Saved entries
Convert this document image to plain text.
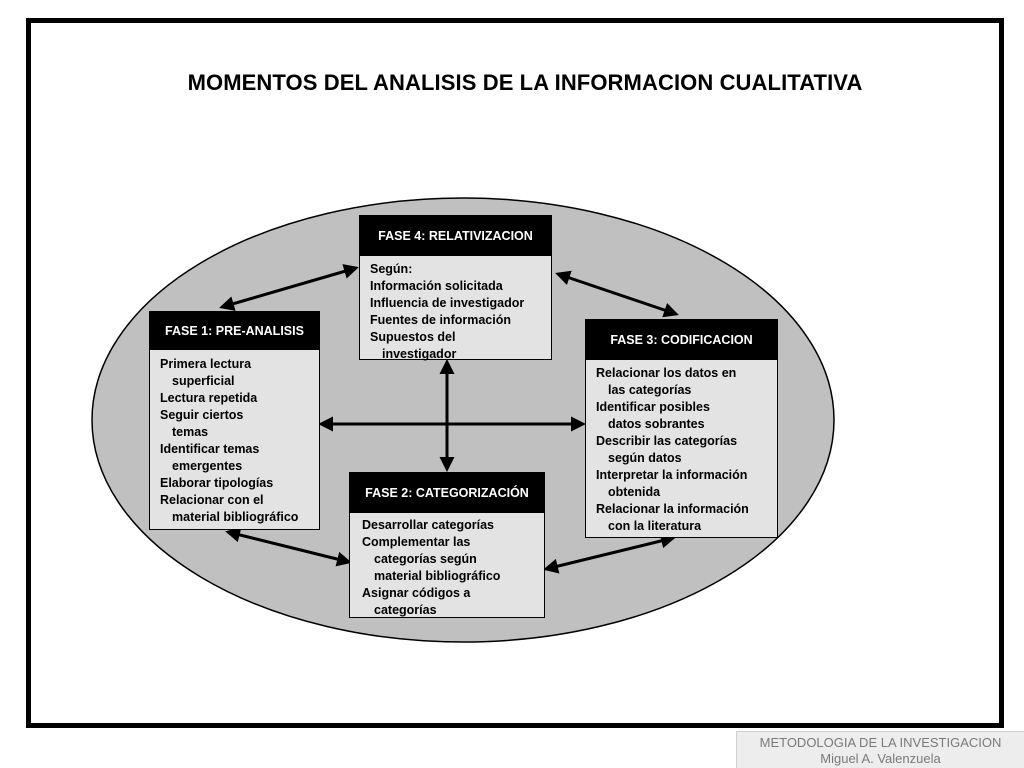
MOMENTOS DEL ANALISIS DE LA INFORMACION CUALITATIVA
FASE 1: PRE-ANALISIS
Primera lectura
superficial
Lectura repetida
Seguir ciertos
temas
Identificar temas
emergentes
Elaborar tipologías
Relacionar con el
material bibliográfico
FASE 4: RELATIVIZACION
Según:
Información solicitada
Influencia de investigador
Fuentes de información
Supuestos del
investigador
FASE 3: CODIFICACION
Relacionar los datos en
las categorías
Identificar posibles
datos sobrantes
Describir las categorías
según datos
Interpretar la información
obtenida
Relacionar la información
con la literatura
FASE 2: CATEGORIZACIÓN
Desarrollar categorías
Complementar las
categorías según
material bibliográfico
Asignar códigos a
categorías
METODOLOGIA DE LA INVESTIGACION
Miguel A. Valenzuela
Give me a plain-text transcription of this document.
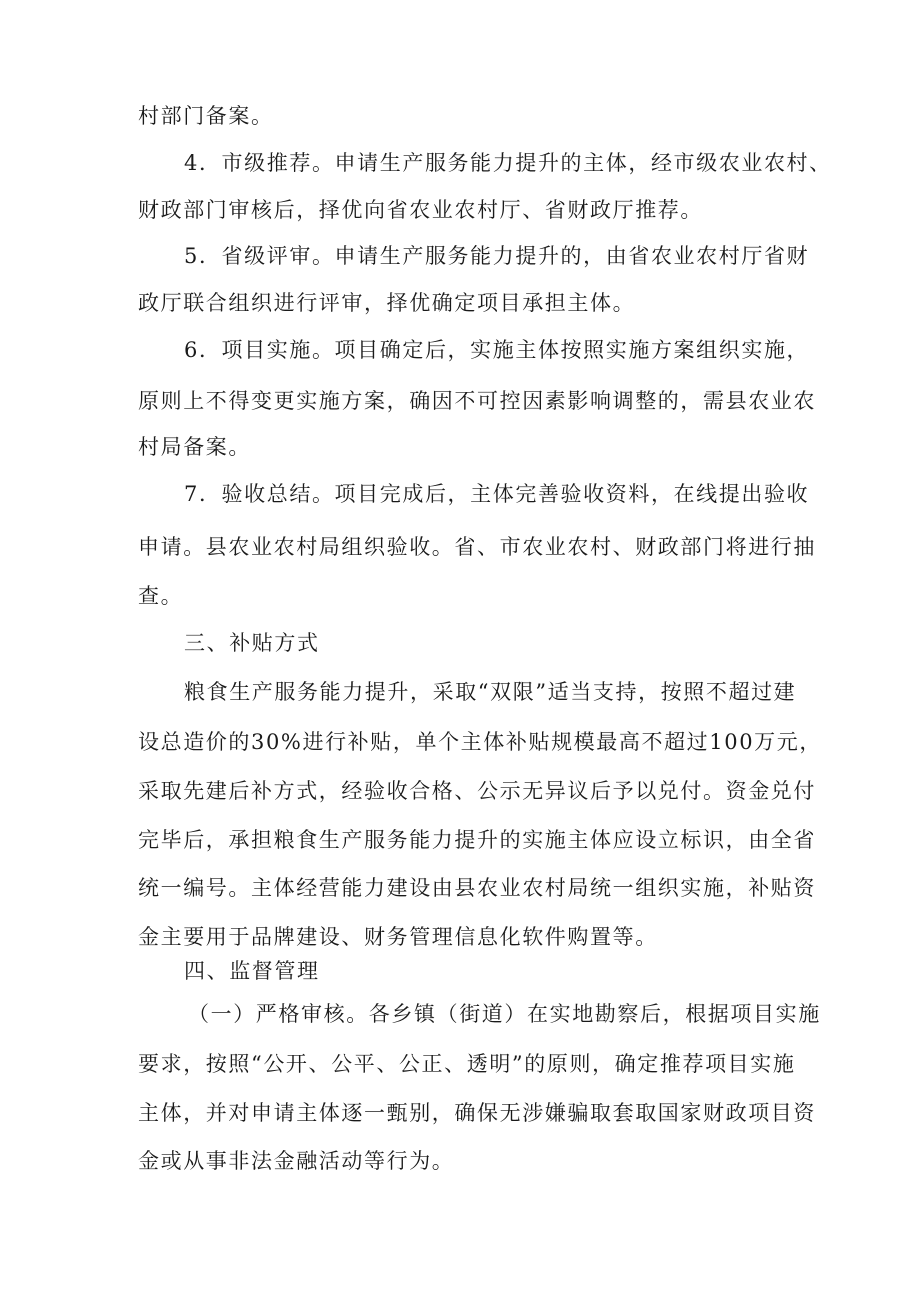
村部门备案。
4．市级推荐。申请生产服务能力提升的主体，经市级农业农村、
财政部门审核后，择优向省农业农村厅、省财政厅推荐。
5．省级评审。申请生产服务能力提升的，由省农业农村厅省财
政厅联合组织进行评审，择优确定项目承担主体。
6．项目实施。项目确定后，实施主体按照实施方案组织实施，
原则上不得变更实施方案，确因不可控因素影响调整的，需县农业农
村局备案。
7．验收总结。项目完成后，主体完善验收资料，在线提出验收
申请。县农业农村局组织验收。省、市农业农村、财政部门将进行抽
查。
三、补贴方式
粮食生产服务能力提升，采取“双限”适当支持，按照不超过建
设总造价的30%进行补贴，单个主体补贴规模最高不超过100万元，
采取先建后补方式，经验收合格、公示无异议后予以兑付。资金兑付
完毕后，承担粮食生产服务能力提升的实施主体应设立标识，由全省
统一编号。主体经营能力建设由县农业农村局统一组织实施，补贴资
金主要用于品牌建设、财务管理信息化软件购置等。
四、监督管理
（一）严格审核。各乡镇（街道）在实地勘察后，根据项目实施
要求，按照“公开、公平、公正、透明”的原则，确定推荐项目实施
主体，并对申请主体逐一甄别，确保无涉嫌骗取套取国家财政项目资
金或从事非法金融活动等行为。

:: What needs to be done ::
Set down all the data again exactly as above, pictures excluded.

:: Solution ::
Convert this document image to plain text.
MOMENTOS DEL ANALISIS DE LA INFORMACION CUALITATIVA
FASE 1: PRE-ANALISIS
Primera lectura
superficial
Lectura repetida
Seguir ciertos
temas
Identificar temas
emergentes
Elaborar tipologías
Relacionar con el
material bibliográfico
FASE 4: RELATIVIZACION
Según:
Información solicitada
Influencia de investigador
Fuentes de información
Supuestos del
investigador
FASE 3: CODIFICACION
Relacionar los datos en
las categorías
Identificar posibles
datos sobrantes
Describir las categorías
según datos
Interpretar la información
obtenida
Relacionar la información
con la literatura
FASE 2: CATEGORIZACIÓN
Desarrollar categorías
Complementar las
categorías según
material bibliográfico
Asignar códigos a
categorías
METODOLOGIA DE LA INVESTIGACION
Miguel A. Valenzuela
Give me a plain-text transcription of this document.
村部门备案。
4．市级推荐。申请生产服务能力提升的主体，经市级农业农村、
财政部门审核后，择优向省农业农村厅、省财政厅推荐。
5．省级评审。申请生产服务能力提升的，由省农业农村厅省财
政厅联合组织进行评审，择优确定项目承担主体。
6．项目实施。项目确定后，实施主体按照实施方案组织实施，
原则上不得变更实施方案，确因不可控因素影响调整的，需县农业农
村局备案。
7．验收总结。项目完成后，主体完善验收资料，在线提出验收
申请。县农业农村局组织验收。省、市农业农村、财政部门将进行抽
查。
三、补贴方式
粮食生产服务能力提升，采取“双限”适当支持，按照不超过建
设总造价的30%进行补贴，单个主体补贴规模最高不超过100万元，
采取先建后补方式，经验收合格、公示无异议后予以兑付。资金兑付
完毕后，承担粮食生产服务能力提升的实施主体应设立标识，由全省
统一编号。主体经营能力建设由县农业农村局统一组织实施，补贴资
金主要用于品牌建设、财务管理信息化软件购置等。
四、监督管理
（一）严格审核。各乡镇（街道）在实地勘察后，根据项目实施
要求，按照“公开、公平、公正、透明”的原则，确定推荐项目实施
主体，并对申请主体逐一甄别，确保无涉嫌骗取套取国家财政项目资
金或从事非法金融活动等行为。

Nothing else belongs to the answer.